#### Task to carry out:
Below are the records; how many of their lines contain "health"? Reply only with that figure.

(Page text dataset records)
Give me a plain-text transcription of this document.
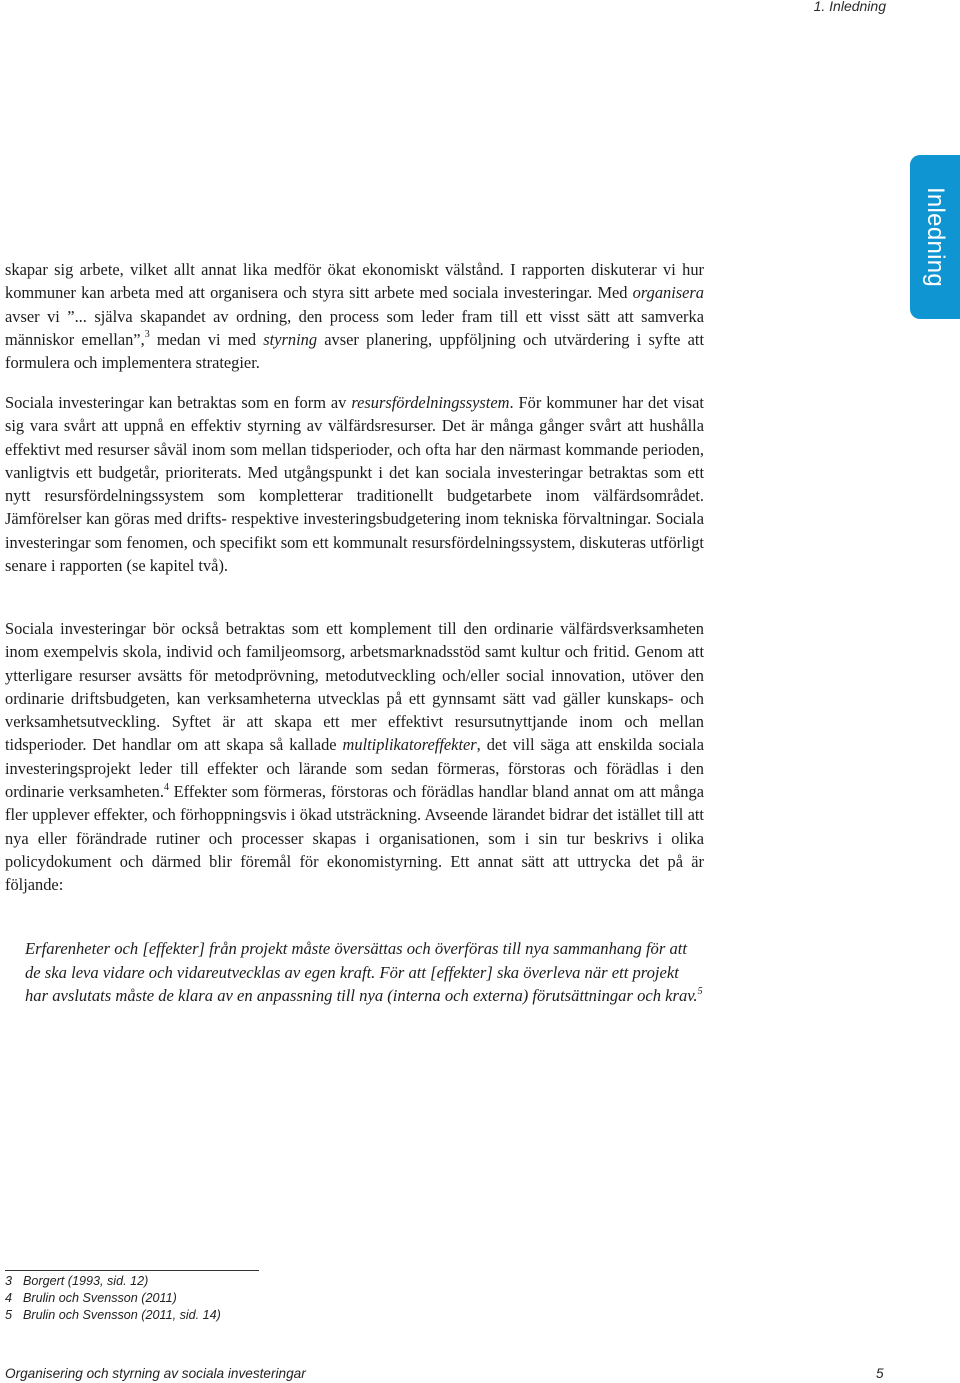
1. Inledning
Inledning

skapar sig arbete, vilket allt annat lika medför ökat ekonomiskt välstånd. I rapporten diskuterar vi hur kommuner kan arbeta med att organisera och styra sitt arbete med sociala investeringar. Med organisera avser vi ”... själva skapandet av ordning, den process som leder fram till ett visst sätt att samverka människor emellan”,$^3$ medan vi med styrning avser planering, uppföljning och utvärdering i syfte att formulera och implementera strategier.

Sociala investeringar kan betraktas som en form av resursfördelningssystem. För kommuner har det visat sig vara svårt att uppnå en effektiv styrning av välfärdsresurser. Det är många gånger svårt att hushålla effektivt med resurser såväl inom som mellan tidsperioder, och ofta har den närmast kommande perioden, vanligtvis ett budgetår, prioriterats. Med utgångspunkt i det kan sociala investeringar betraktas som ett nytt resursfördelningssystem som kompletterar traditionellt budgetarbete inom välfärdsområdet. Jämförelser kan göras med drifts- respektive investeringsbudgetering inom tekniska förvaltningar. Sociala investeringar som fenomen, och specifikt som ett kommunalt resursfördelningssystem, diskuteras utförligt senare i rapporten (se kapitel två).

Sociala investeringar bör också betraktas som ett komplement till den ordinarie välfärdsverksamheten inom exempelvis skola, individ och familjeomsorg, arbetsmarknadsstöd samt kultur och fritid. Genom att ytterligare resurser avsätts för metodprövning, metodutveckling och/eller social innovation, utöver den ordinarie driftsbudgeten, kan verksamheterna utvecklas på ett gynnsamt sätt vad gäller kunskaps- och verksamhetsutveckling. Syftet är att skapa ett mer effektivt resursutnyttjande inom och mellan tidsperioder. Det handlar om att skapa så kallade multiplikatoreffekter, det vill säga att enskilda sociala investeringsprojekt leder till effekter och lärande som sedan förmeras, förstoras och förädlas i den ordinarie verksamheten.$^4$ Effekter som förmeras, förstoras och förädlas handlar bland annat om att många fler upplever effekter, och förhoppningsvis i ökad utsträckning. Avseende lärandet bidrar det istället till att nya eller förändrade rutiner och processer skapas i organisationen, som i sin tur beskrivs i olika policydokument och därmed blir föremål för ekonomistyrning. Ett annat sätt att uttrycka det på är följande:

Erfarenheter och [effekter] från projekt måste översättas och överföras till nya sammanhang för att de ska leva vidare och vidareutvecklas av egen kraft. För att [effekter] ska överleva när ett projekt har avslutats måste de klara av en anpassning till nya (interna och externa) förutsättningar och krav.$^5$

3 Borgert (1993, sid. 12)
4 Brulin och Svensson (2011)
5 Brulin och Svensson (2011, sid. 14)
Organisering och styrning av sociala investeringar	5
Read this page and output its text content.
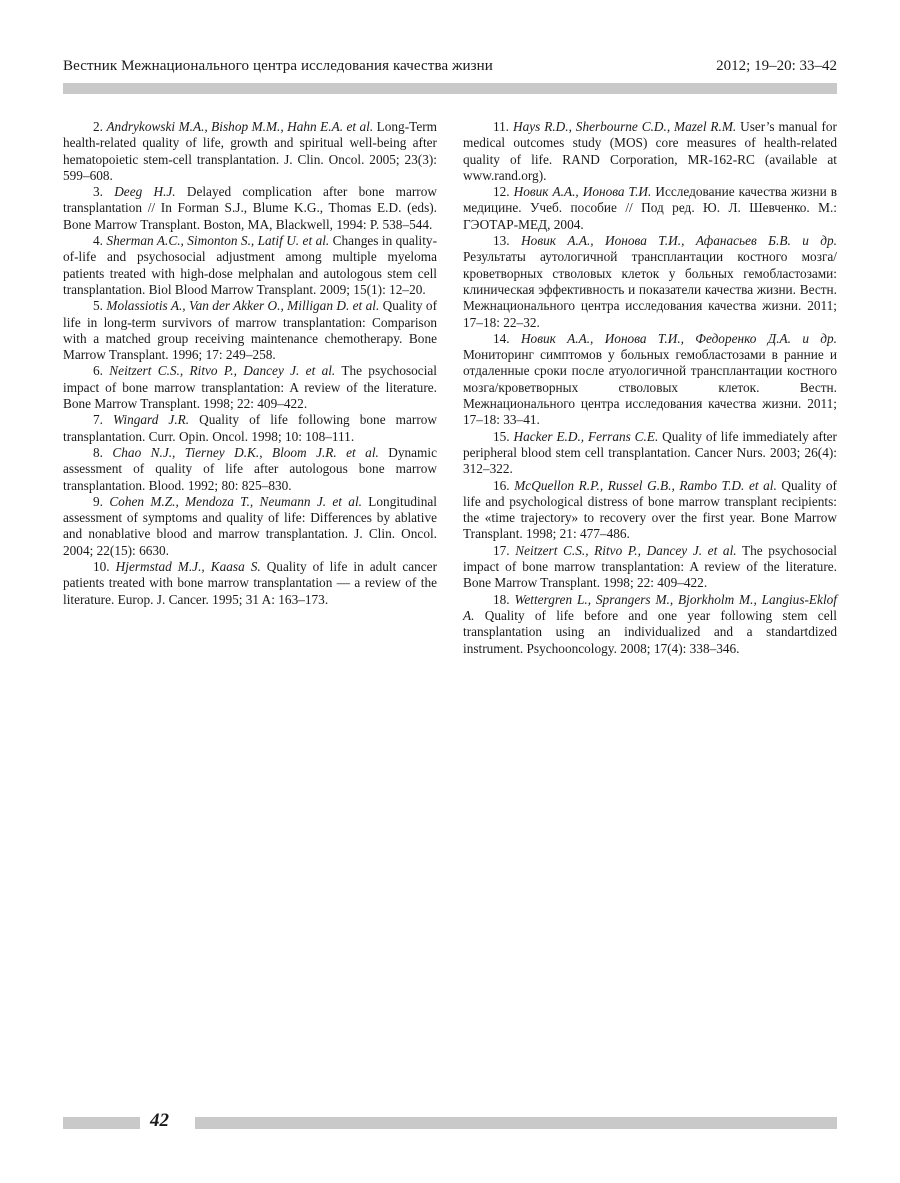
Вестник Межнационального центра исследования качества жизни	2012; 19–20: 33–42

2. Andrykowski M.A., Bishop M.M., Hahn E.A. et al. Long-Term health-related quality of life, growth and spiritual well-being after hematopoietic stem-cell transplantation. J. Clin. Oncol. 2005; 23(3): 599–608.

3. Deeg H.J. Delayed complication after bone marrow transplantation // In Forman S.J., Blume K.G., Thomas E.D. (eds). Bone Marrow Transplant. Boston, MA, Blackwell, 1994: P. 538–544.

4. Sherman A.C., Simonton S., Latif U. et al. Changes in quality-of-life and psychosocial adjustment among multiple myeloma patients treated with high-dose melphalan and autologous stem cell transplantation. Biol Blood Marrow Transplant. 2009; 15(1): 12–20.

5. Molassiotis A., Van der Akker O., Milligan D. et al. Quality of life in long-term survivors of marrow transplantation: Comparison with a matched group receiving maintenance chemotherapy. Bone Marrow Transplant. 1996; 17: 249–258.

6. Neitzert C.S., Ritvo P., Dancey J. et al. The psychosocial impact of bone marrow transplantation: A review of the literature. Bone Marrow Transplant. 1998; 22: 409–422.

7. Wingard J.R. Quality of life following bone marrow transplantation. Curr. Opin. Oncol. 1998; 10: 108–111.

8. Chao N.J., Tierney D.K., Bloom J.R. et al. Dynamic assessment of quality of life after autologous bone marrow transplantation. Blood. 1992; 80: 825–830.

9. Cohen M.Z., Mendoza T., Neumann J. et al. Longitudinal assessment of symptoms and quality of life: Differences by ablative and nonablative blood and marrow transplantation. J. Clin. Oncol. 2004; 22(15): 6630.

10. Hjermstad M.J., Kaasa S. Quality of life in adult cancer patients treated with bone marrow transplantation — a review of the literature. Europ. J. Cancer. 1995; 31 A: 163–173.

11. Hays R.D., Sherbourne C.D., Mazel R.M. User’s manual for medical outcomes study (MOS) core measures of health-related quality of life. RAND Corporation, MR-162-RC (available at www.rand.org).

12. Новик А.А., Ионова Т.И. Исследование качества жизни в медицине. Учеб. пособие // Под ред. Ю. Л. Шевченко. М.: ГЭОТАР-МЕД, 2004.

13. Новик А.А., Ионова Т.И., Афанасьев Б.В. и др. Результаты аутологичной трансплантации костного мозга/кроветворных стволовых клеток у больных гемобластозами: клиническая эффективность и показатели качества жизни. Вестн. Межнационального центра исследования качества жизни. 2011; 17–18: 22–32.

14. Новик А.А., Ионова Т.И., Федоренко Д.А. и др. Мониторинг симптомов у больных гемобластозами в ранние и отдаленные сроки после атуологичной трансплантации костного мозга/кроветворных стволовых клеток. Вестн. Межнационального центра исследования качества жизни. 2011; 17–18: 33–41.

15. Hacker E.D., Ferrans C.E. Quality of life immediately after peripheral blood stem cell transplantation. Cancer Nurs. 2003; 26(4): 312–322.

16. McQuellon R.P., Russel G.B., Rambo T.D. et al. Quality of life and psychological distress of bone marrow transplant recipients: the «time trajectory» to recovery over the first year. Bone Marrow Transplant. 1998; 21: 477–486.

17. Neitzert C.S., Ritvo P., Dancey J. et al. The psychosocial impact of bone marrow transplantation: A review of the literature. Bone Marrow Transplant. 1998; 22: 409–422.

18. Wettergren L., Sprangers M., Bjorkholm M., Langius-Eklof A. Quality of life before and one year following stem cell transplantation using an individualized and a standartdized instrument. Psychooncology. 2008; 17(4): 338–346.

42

#### Expected answer:
2